[start]

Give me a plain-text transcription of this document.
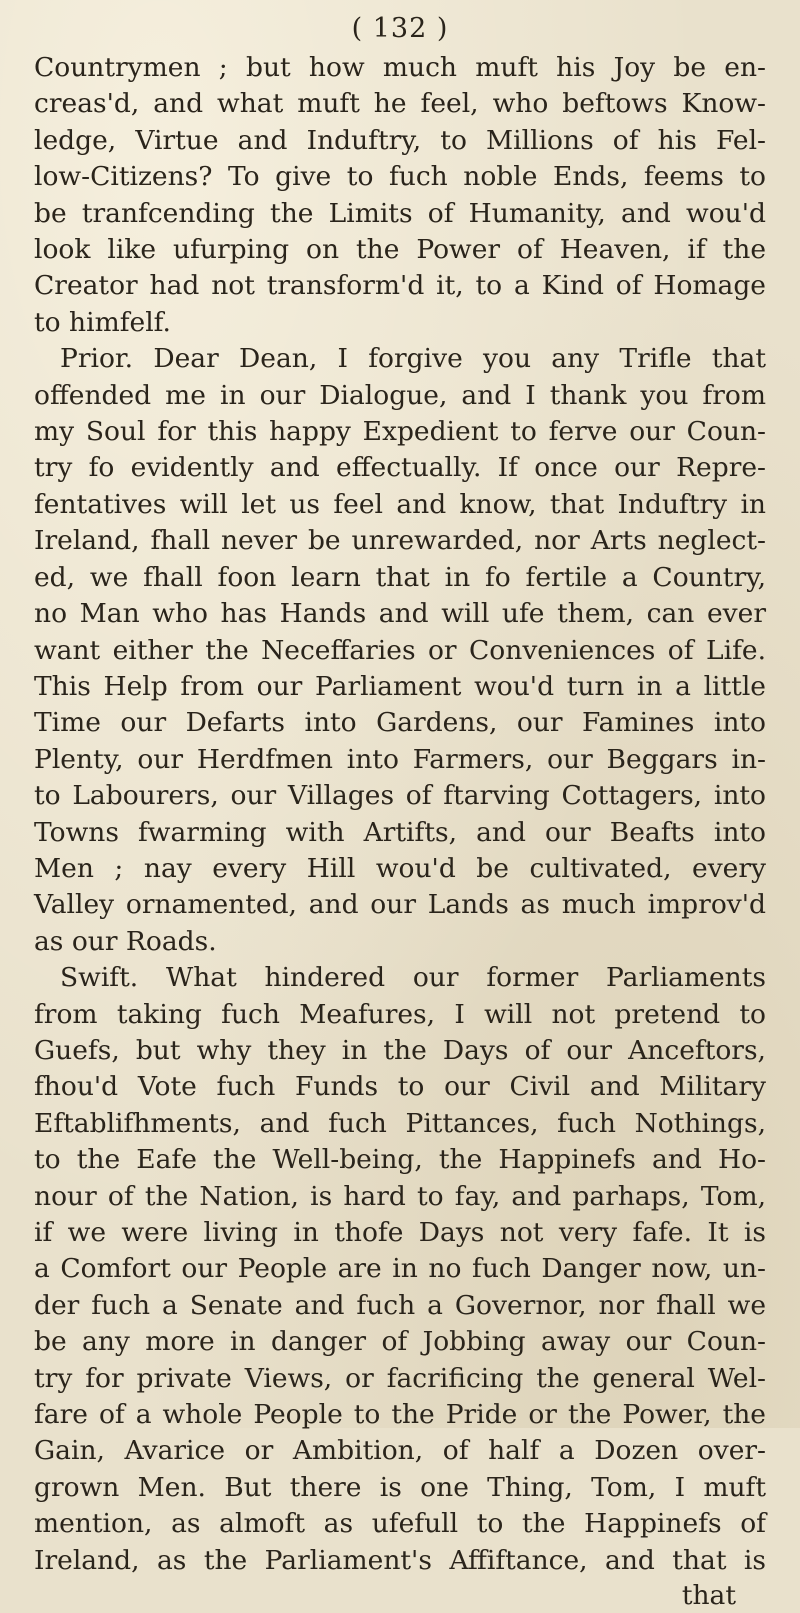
( 132 )
Countrymen ; but how much muft his Joy be en-
creas'd, and what muft he feel, who beftows Know-
ledge, Virtue and Induftry, to Millions of his Fel-
low-Citizens? To give to fuch noble Ends, feems to
be tranfcending the Limits of Humanity, and wou'd
look like ufurping on the Power of Heaven, if the
Creator had not transform'd it, to a Kind of Homage
to himfelf.
Prior. Dear Dean, I forgive you any Trifle that
offended me in our Dialogue, and I thank you from
my Soul for this happy Expedient to ferve our Coun-
try fo evidently and effectually. If once our Repre-
fentatives will let us feel and know, that Induftry in
Ireland, fhall never be unrewarded, nor Arts neglect-
ed, we fhall foon learn that in fo fertile a Country,
no Man who has Hands and will ufe them, can ever
want either the Neceffaries or Conveniences of Life.
This Help from our Parliament wou'd turn in a little
Time our Defarts into Gardens, our Famines into
Plenty, our Herdfmen into Farmers, our Beggars in-
to Labourers, our Villages of ftarving Cottagers, into
Towns fwarming with Artifts, and our Beafts into
Men ; nay every Hill wou'd be cultivated, every
Valley ornamented, and our Lands as much improv'd
as our Roads.
Swift. What hindered our former Parliaments
from taking fuch Meafures, I will not pretend to
Guefs, but why they in the Days of our Anceftors,
fhou'd Vote fuch Funds to our Civil and Military
Eftablifhments, and fuch Pittances, fuch Nothings,
to the Eafe the Well-being, the Happinefs and Ho-
nour of the Nation, is hard to fay, and parhaps, Tom,
if we were living in thofe Days not very fafe. It is
a Comfort our People are in no fuch Danger now, un-
der fuch a Senate and fuch a Governor, nor fhall we
be any more in danger of Jobbing away our Coun-
try for private Views, or facrificing the general Wel-
fare of a whole People to the Pride or the Power, the
Gain, Avarice or Ambition, of half a Dozen over-
grown Men. But there is one Thing, Tom, I muft
mention, as almoft as ufefull to the Happinefs of
Ireland, as the Parliament's Affiftance, and that is
that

[end]

### Exercise goal
From the entries above, copy out every line where the string "Happinefs" appears.

### Solution to the problem
to the Eafe the Well-being, the Happinefs and Ho-
mention, as almoft as ufefull to the Happinefs of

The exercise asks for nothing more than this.